*Directive 1:* In the entries, put the lines starting with the one containing "tutorial-message: In color" and going on through the one containing "message-line: substances by" into a Markdown table with the columns No. and Line, one row per line and blank lines left out.

**** Document text ****

The United States counted heavily on technology to overcome the large numbers of communist soldiers and guerrilla fighters in its defense of the Republic of Vietnam. This applied particularly to the U.S. Air Force, whose unofficial presence presaged the United States’ formal introduction of ground combat troops on March 8,1965, and whose last combat missions were flown after the fall of Saigon on April 30, 1975.

The years in between saw a wide variety of special operations conducted by highly skilled units of the Air Force.

The first such unit was the 4400th Combat Crew Training Squadron, formed on Oct.1, 1961, in response to the activation of the South Vietnamese National Liberation Front, or Viet Cong, in 1960. Equipped with 16 B-26 Intruder bombers, armed T-28 Trojan trainers and SC-47 transports, the “Jungle Jim” squadron’s task, dubbed Operation Farm Gate, was ostensibly to train pilots for South Vietnam’s air force.

****

*Directive 2:* In the text on Air Force operations in Vietnam, what was the 4400th Combat Crew Training Squadron's task called?

**** Data lines ****

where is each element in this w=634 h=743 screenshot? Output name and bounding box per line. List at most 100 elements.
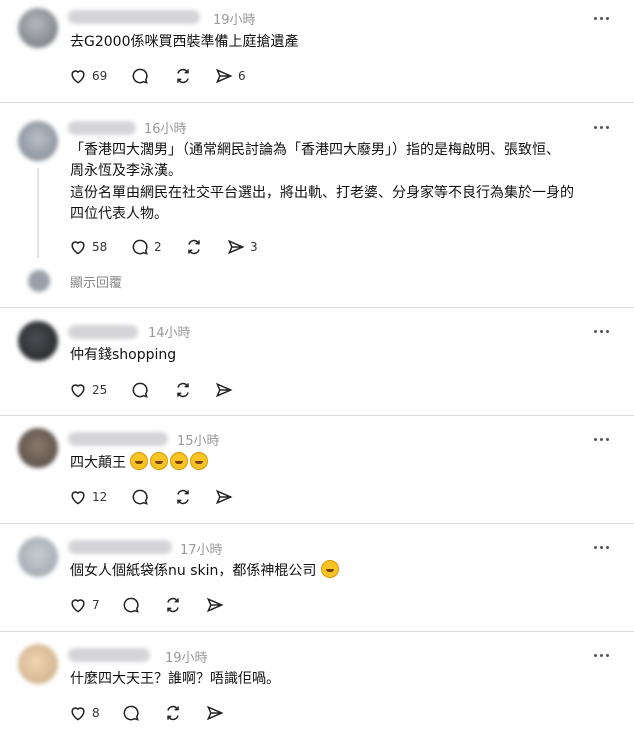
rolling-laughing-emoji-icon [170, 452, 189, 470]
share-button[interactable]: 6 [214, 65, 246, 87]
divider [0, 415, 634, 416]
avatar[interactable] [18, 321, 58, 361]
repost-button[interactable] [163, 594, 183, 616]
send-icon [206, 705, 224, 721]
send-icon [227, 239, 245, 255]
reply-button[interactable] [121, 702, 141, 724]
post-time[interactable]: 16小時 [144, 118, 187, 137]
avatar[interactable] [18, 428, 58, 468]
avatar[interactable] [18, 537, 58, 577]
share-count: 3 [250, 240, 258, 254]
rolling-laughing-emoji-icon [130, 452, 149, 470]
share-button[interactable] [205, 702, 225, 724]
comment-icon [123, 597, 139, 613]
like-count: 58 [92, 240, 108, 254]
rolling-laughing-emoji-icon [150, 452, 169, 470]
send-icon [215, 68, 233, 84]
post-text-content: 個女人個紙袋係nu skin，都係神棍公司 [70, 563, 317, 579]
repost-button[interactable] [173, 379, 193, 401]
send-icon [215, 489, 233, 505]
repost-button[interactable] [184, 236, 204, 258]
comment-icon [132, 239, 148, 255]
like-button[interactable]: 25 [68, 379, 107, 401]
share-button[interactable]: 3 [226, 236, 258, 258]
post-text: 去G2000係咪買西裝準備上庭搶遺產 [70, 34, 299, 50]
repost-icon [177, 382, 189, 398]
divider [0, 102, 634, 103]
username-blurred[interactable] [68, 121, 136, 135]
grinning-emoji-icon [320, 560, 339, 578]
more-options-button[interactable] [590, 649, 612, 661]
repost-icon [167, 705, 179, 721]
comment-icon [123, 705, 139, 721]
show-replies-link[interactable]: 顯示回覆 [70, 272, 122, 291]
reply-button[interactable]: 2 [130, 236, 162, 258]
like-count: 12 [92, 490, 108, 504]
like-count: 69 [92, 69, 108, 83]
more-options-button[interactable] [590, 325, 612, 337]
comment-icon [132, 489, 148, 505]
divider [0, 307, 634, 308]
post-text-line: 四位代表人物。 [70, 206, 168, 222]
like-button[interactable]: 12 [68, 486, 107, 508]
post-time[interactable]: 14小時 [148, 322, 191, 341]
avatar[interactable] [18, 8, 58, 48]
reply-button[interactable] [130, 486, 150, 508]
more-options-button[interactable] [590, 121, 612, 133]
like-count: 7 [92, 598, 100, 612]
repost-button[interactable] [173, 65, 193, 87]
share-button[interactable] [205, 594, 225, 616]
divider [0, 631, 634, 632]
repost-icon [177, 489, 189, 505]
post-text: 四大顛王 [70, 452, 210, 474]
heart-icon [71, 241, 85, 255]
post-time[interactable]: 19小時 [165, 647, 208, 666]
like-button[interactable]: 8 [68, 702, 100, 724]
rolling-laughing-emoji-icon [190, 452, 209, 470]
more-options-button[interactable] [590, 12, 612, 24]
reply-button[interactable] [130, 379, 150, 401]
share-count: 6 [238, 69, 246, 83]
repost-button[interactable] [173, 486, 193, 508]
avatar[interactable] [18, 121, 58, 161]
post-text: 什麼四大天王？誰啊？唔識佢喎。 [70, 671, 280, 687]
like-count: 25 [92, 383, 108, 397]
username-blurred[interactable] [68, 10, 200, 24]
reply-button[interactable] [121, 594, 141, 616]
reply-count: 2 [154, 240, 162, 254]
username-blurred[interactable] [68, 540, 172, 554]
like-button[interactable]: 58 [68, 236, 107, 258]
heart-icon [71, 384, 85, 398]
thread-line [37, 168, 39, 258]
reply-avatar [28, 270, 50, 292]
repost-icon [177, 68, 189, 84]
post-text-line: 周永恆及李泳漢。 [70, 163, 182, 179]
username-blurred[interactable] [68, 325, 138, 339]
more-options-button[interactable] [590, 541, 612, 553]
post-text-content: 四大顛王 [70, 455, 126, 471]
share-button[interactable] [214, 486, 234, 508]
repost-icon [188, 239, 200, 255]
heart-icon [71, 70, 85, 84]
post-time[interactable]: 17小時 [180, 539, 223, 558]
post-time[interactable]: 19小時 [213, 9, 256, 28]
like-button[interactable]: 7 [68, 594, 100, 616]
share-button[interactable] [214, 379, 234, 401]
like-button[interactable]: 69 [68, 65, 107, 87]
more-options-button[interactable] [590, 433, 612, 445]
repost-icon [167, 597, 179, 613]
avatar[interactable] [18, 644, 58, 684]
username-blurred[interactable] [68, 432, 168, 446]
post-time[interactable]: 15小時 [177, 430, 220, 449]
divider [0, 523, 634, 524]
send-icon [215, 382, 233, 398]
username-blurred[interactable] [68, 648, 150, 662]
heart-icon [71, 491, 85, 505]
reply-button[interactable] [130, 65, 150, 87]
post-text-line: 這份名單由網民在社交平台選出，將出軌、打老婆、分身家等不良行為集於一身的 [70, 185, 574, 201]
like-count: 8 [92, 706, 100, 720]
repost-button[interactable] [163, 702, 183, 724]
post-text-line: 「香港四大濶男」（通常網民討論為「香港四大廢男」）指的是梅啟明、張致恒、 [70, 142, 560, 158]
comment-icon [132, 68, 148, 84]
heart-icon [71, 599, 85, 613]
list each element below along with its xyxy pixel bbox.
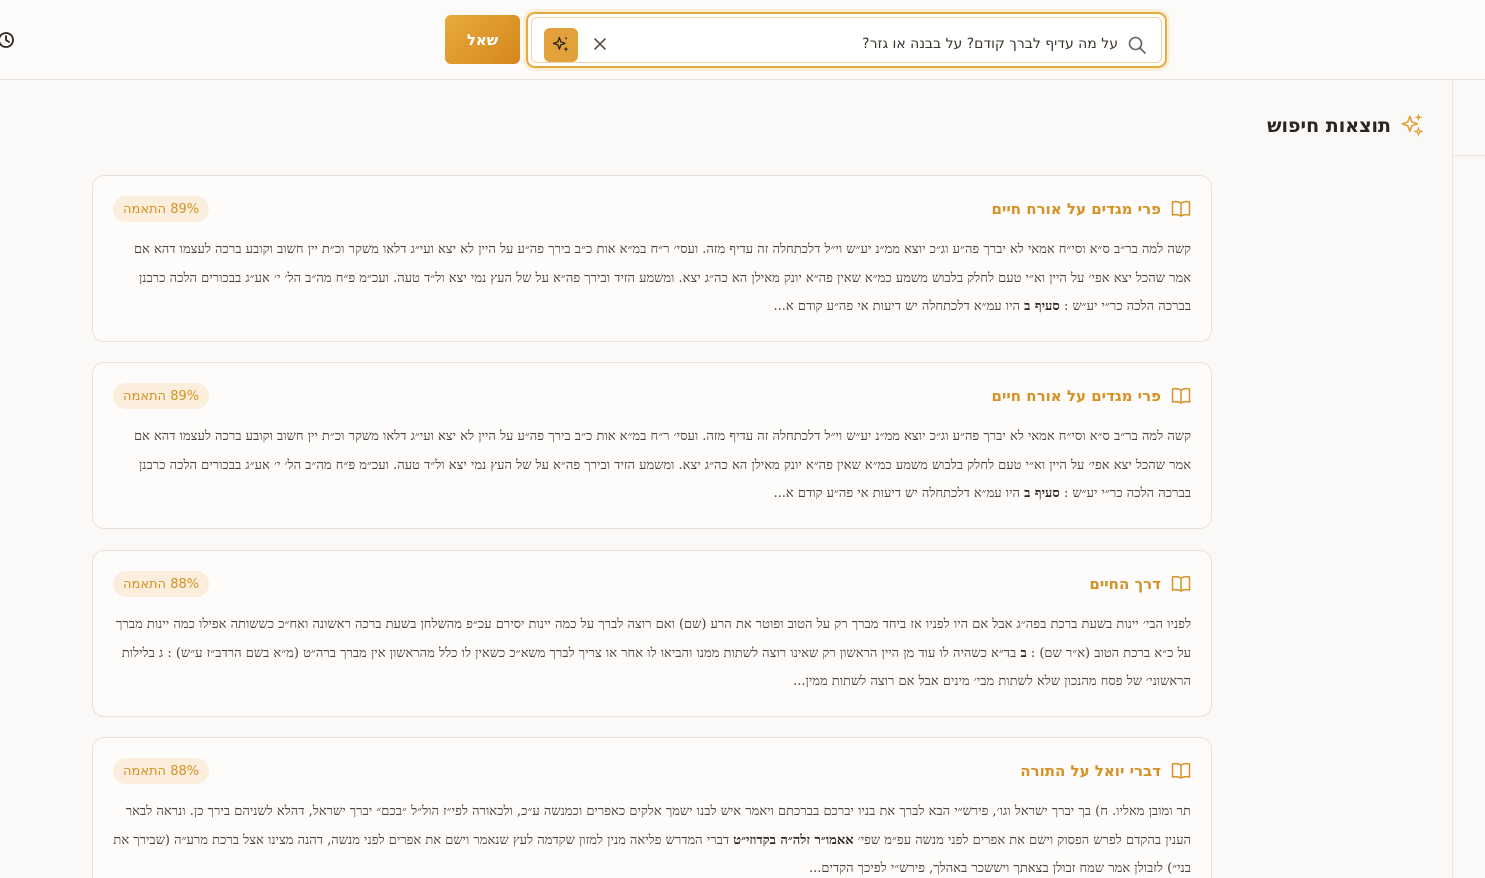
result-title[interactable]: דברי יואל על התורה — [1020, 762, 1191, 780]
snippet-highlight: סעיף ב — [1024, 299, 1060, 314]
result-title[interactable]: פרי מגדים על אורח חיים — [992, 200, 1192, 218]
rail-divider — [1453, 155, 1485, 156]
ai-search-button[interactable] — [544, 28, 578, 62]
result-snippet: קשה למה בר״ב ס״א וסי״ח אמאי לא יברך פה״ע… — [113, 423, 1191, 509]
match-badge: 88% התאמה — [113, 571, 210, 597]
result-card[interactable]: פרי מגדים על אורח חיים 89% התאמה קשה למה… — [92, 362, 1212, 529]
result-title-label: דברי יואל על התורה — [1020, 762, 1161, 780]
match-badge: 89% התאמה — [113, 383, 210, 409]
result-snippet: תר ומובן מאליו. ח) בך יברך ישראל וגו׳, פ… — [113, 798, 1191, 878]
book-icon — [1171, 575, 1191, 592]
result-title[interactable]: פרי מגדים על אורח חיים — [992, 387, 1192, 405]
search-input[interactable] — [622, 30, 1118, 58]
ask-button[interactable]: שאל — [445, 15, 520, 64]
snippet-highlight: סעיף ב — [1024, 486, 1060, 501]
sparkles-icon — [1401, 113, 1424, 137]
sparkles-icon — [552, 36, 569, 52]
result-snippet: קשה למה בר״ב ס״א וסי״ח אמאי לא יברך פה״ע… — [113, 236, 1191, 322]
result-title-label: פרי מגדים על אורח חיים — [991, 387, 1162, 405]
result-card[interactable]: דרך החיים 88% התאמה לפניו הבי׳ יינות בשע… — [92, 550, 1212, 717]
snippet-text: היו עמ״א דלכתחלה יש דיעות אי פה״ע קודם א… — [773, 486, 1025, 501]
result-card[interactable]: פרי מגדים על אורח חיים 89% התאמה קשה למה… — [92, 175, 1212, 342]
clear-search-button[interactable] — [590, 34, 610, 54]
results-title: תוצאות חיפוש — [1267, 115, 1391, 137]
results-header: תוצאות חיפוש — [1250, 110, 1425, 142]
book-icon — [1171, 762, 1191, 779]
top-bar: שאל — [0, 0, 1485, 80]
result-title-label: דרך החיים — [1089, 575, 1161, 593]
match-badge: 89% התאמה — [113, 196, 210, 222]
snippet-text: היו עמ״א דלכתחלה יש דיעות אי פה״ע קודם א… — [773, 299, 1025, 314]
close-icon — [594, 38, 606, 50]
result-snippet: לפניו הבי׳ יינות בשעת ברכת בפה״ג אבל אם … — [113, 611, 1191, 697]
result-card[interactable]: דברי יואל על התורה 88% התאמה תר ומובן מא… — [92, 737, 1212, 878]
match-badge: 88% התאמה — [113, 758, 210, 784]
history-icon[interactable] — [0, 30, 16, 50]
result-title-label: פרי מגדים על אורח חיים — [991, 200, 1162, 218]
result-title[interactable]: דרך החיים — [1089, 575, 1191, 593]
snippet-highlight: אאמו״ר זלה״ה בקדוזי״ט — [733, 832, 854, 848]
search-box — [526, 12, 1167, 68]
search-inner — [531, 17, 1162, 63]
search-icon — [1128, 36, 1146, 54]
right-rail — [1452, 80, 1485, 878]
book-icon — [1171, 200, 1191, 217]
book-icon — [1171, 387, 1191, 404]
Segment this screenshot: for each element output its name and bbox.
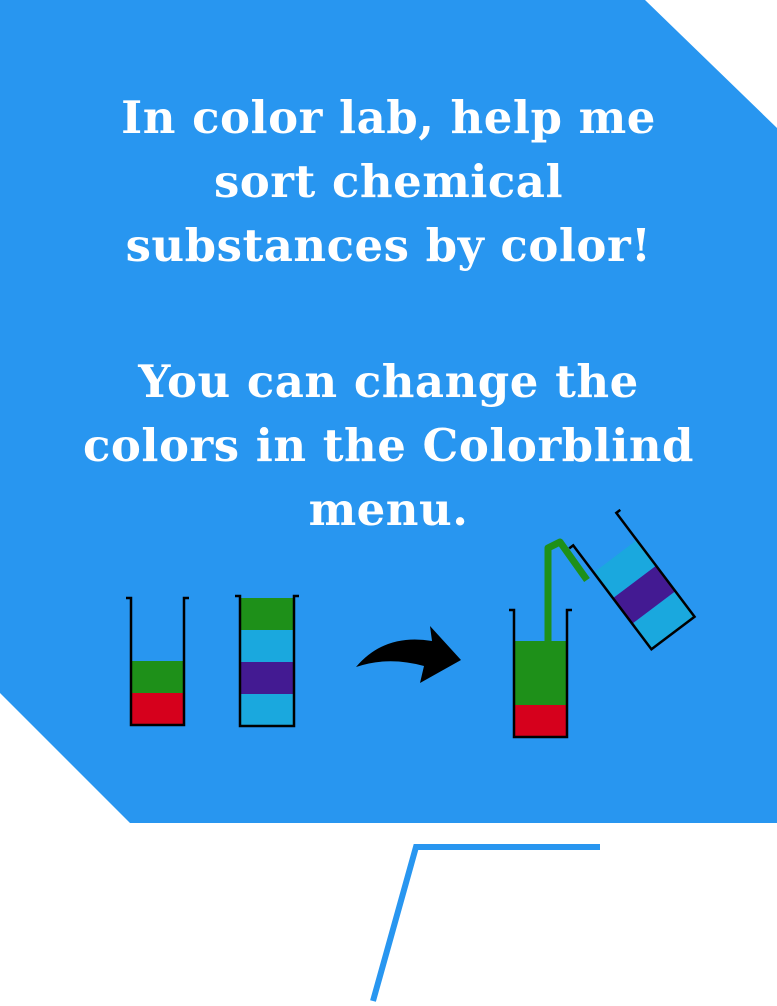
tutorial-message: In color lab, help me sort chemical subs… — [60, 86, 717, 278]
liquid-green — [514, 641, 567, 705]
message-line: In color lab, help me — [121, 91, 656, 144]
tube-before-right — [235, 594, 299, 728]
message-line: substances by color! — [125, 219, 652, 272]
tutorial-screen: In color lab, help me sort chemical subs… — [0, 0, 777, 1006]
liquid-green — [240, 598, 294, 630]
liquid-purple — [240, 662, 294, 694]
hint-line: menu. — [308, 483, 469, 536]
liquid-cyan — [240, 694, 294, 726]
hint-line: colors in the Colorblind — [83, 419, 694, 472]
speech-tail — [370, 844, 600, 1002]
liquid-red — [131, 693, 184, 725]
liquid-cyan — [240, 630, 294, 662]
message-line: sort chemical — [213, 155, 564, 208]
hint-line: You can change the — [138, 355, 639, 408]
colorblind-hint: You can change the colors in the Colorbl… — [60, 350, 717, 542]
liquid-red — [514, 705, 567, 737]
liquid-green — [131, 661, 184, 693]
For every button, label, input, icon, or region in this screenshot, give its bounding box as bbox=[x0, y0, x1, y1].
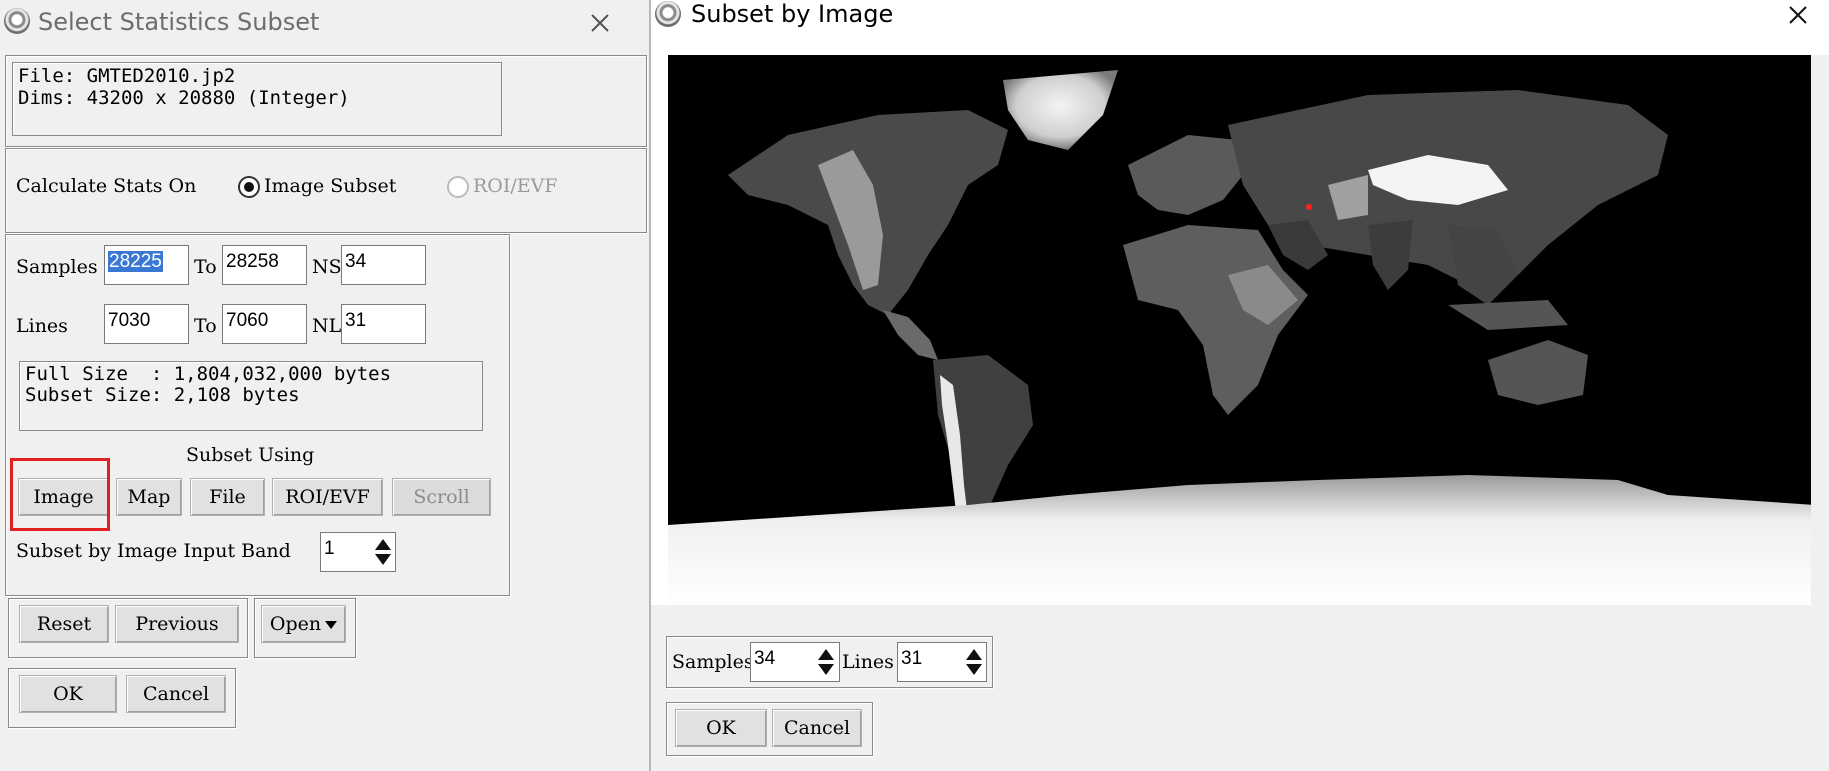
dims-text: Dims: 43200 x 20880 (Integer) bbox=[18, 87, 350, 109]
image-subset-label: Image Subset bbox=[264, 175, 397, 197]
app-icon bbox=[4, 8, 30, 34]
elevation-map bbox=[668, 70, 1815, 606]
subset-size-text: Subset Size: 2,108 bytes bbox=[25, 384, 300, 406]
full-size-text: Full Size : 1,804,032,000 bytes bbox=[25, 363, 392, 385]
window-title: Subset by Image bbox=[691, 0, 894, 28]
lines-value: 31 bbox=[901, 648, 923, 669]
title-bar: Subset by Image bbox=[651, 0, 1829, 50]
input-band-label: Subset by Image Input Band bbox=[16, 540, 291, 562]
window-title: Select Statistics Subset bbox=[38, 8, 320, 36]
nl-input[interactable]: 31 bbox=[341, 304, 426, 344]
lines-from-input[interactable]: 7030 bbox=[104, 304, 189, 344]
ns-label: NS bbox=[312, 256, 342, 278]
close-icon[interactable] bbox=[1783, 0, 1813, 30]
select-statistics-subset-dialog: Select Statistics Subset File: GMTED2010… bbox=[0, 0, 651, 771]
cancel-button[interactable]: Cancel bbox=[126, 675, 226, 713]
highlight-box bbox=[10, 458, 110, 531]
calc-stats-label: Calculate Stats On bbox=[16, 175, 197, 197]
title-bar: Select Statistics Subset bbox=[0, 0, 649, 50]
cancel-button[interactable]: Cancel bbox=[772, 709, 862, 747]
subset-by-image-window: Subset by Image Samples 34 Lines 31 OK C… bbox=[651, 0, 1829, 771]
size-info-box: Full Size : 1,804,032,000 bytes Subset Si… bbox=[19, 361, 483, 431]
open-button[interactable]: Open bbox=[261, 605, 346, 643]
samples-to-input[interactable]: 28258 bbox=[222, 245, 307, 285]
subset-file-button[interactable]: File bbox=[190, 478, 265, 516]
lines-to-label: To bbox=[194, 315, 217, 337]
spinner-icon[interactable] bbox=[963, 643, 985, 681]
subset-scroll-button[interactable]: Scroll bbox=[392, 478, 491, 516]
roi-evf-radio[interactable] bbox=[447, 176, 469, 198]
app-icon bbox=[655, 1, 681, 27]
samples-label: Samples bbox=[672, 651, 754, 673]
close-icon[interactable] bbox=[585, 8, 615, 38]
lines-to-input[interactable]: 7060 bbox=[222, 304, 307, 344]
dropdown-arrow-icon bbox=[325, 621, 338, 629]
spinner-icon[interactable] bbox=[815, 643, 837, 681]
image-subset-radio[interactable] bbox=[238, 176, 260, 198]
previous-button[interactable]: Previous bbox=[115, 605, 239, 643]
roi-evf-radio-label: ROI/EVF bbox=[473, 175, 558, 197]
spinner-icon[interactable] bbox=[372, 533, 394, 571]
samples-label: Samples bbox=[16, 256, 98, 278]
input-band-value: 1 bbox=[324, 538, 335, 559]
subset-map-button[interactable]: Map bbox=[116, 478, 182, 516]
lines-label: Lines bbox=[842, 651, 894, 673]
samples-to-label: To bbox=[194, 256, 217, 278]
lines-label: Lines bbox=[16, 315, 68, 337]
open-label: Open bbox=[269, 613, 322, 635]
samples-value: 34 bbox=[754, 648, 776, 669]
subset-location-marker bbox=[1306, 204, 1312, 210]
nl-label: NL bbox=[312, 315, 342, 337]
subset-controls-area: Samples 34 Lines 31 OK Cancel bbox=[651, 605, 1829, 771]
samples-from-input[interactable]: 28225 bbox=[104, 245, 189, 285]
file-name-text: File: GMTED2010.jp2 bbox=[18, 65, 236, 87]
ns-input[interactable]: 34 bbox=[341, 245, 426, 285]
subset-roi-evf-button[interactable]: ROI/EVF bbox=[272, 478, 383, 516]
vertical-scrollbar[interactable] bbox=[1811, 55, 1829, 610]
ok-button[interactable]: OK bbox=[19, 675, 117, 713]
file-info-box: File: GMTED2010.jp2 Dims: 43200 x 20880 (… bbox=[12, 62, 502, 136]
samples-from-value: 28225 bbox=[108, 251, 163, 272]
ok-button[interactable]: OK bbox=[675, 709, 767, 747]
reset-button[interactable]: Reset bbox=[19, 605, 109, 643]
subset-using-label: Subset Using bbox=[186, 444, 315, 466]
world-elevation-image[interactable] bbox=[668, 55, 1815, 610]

****

*Task output 1:*
| No. | Line |
|---|---|
| 1 | tutorial-message: In color lab, help me sort chemical subs… — [60, 86, 717, 278] |
| 2 | liquid-green — [514, 641, 567, 705] |
| 3 | message-line: In color lab, help me — [121, 91, 656, 144] |
| 4 | tube-before-right — [235, 594, 299, 728] |
| 5 | message-line: substances by color! — [125, 219, 652, 272] |

*Task output 2:* Operation Farm Gate